- **Problem requirements**:
Reproduce each record exactly.

- **Collected data**:
* * *
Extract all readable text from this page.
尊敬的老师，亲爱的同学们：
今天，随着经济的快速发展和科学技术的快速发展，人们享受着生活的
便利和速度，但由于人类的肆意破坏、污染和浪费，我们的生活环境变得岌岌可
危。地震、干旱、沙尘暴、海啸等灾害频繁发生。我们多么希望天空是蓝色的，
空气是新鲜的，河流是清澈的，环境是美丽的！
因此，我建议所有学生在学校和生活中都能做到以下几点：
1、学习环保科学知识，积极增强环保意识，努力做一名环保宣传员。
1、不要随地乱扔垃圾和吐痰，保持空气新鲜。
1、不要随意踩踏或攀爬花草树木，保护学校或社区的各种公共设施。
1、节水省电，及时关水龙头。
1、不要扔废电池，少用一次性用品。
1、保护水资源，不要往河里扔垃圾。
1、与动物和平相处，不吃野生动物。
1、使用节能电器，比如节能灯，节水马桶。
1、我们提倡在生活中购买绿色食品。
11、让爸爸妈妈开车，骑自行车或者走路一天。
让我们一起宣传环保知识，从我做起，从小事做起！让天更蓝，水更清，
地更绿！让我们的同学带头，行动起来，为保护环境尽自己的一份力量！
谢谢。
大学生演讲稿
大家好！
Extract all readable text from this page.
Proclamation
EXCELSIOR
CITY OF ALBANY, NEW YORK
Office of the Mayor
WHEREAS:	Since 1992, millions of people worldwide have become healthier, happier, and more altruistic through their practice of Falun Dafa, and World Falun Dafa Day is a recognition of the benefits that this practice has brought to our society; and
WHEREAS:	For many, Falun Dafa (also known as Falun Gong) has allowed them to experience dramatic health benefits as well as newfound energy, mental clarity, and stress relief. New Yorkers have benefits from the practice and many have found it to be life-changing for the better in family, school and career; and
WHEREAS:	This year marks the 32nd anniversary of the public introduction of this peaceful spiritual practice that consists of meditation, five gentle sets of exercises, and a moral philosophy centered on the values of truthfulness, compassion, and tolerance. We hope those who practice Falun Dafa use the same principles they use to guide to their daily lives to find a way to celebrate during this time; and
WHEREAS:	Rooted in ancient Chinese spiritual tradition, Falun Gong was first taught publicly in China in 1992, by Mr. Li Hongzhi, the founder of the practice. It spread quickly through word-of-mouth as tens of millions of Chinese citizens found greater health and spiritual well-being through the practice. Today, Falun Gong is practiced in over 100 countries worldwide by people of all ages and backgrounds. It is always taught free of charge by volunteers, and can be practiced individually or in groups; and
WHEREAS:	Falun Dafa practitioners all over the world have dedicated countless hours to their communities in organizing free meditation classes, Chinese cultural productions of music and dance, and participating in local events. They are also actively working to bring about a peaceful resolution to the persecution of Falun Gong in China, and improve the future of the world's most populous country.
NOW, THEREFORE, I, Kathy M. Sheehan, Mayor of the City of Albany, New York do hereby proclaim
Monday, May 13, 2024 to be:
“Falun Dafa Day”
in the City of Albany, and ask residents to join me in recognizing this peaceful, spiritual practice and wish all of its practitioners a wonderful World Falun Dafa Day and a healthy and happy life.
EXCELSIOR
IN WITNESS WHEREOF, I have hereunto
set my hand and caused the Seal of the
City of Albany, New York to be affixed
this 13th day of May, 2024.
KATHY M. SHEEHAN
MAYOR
* * *
- **Result of this exercise**:
Extract all readable text from this page.
尊敬的老师，亲爱的同学们：
今天，随着经济的快速发展和科学技术的快速发展，人们享受着生活的
便利和速度，但由于人类的肆意破坏、污染和浪费，我们的生活环境变得岌岌可
危。地震、干旱、沙尘暴、海啸等灾害频繁发生。我们多么希望天空是蓝色的，
空气是新鲜的，河流是清澈的，环境是美丽的！
因此，我建议所有学生在学校和生活中都能做到以下几点：
1、学习环保科学知识，积极增强环保意识，努力做一名环保宣传员。
1、不要随地乱扔垃圾和吐痰，保持空气新鲜。
1、不要随意踩踏或攀爬花草树木，保护学校或社区的各种公共设施。
1、节水省电，及时关水龙头。
1、不要扔废电池，少用一次性用品。
1、保护水资源，不要往河里扔垃圾。
1、与动物和平相处，不吃野生动物。
1、使用节能电器，比如节能灯，节水马桶。
1、我们提倡在生活中购买绿色食品。
11、让爸爸妈妈开车，骑自行车或者走路一天。
让我们一起宣传环保知识，从我做起，从小事做起！让天更蓝，水更清，
地更绿！让我们的同学带头，行动起来，为保护环境尽自己的一份力量！
谢谢。
大学生演讲稿
大家好！
Extract all readable text from this page.
Proclamation
EXCELSIOR
CITY OF ALBANY, NEW YORK
Office of the Mayor
WHEREAS:	Since 1992, millions of people worldwide have become healthier, happier, and more altruistic through their practice of Falun Dafa, and World Falun Dafa Day is a recognition of the benefits that this practice has brought to our society; and
WHEREAS:	For many, Falun Dafa (also known as Falun Gong) has allowed them to experience dramatic health benefits as well as newfound energy, mental clarity, and stress relief. New Yorkers have benefits from the practice and many have found it to be life-changing for the better in family, school and career; and
WHEREAS:	This year marks the 32nd anniversary of the public introduction of this peaceful spiritual practice that consists of meditation, five gentle sets of exercises, and a moral philosophy centered on the values of truthfulness, compassion, and tolerance. We hope those who practice Falun Dafa use the same principles they use to guide to their daily lives to find a way to celebrate during this time; and
WHEREAS:	Rooted in ancient Chinese spiritual tradition, Falun Gong was first taught publicly in China in 1992, by Mr. Li Hongzhi, the founder of the practice. It spread quickly through word-of-mouth as tens of millions of Chinese citizens found greater health and spiritual well-being through the practice. Today, Falun Gong is practiced in over 100 countries worldwide by people of all ages and backgrounds. It is always taught free of charge by volunteers, and can be practiced individually or in groups; and
WHEREAS:	Falun Dafa practitioners all over the world have dedicated countless hours to their communities in organizing free meditation classes, Chinese cultural productions of music and dance, and participating in local events. They are also actively working to bring about a peaceful resolution to the persecution of Falun Gong in China, and improve the future of the world's most populous country.
NOW, THEREFORE, I, Kathy M. Sheehan, Mayor of the City of Albany, New York do hereby proclaim
Monday, May 13, 2024 to be:
“Falun Dafa Day”
in the City of Albany, and ask residents to join me in recognizing this peaceful, spiritual practice and wish all of its practitioners a wonderful World Falun Dafa Day and a healthy and happy life.
EXCELSIOR
IN WITNESS WHEREOF, I have hereunto
set my hand and caused the Seal of the
City of Albany, New York to be affixed
this 13th day of May, 2024.
KATHY M. SHEEHAN
MAYOR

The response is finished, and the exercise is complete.